*EXERCISE REQUIREMENTS*
A) From the abstract on TPL2 and intestinal tumors, return verbatim the part that opens with the words containing "Mechanism: TPL2 loss" and closes with "suppress epithelial tumorigenesis.".
B) According to the abstract on TPL2, what does TPL2 loss activate to promote epithelial proliferation?

*SELECTED PASSAGE*
• • • •
Abstract
TPL2 expression in intestinal myofibroblasts inhibits tumor growth by preventing HGF secretion.
Major finding: TPL2 expression in intestinal myofibroblasts inhibits tumor growth by preventing HGF secretion.
Mechanism: TPL2 loss activates c-MET to promote epithelial proliferation but does not affect inflammation.
Impact: TPL2-mediated repression of HGF production may broadly suppress epithelial tumorigenesis.
• • • •
Collected data
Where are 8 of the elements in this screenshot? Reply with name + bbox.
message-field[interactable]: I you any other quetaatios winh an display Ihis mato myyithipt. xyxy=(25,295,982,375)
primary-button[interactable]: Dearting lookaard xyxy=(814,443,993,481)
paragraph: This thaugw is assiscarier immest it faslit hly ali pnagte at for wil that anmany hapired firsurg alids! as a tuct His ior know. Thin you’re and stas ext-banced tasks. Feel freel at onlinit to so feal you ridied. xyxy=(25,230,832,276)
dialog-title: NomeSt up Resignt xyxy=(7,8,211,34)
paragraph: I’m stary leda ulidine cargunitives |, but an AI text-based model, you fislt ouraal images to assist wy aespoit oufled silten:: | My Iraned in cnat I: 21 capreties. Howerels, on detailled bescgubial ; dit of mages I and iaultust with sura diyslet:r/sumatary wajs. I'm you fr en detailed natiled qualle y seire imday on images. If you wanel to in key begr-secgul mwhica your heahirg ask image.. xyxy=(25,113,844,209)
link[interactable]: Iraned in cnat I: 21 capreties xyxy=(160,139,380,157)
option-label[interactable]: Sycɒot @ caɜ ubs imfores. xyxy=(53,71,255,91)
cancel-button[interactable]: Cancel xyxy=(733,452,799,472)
• • • •
*WRITTEN RESPONSES*
A)
Mechanism: TPL2 loss activates c-MET to promote epithelial proliferation but does not affect inflammation.
Impact: TPL2-mediated repression of HGF production may broadly suppress epithelial tumorigenesis.

B) c-MET